> Directive: Pick out every line in the data below that holds "JSON".
***** Provided information
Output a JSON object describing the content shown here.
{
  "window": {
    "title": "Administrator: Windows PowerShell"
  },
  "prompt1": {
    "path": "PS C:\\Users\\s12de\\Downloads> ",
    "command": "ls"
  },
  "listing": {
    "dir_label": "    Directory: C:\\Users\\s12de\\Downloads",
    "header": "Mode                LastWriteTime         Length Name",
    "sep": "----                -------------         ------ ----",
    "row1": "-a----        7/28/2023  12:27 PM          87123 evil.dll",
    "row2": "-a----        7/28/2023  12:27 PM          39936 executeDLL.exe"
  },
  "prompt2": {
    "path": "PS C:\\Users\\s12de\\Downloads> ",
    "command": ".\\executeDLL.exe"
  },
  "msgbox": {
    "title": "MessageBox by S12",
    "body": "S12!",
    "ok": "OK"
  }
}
**********
***** Provided information
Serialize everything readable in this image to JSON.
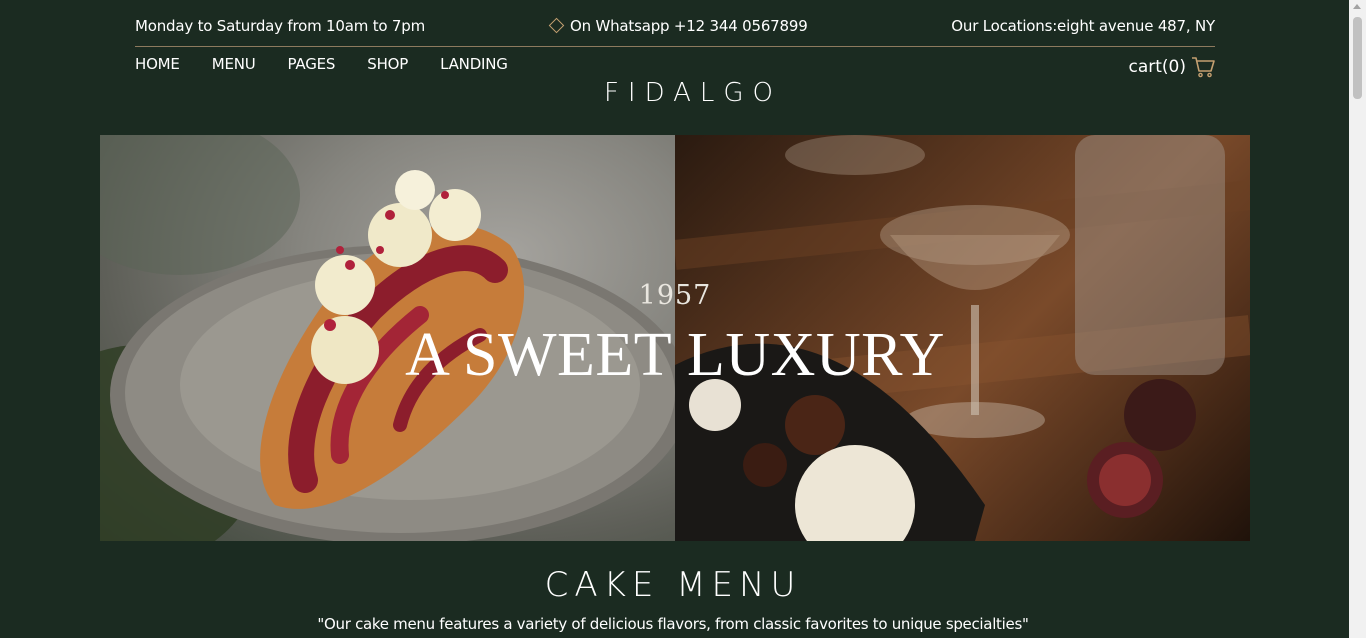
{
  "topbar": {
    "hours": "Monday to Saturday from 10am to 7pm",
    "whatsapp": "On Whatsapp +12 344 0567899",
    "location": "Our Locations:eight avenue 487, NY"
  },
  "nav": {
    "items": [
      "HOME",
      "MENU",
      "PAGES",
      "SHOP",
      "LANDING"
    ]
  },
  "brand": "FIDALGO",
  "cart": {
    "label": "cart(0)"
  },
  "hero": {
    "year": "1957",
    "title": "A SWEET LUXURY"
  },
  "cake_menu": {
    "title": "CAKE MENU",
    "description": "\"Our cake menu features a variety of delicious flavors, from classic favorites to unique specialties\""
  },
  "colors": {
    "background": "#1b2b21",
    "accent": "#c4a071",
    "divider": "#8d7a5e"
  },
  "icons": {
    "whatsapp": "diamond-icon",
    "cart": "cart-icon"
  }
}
**********
> Reply to the task:
Output a JSON object describing the content shown here.
Serialize everything readable in this image to JSON.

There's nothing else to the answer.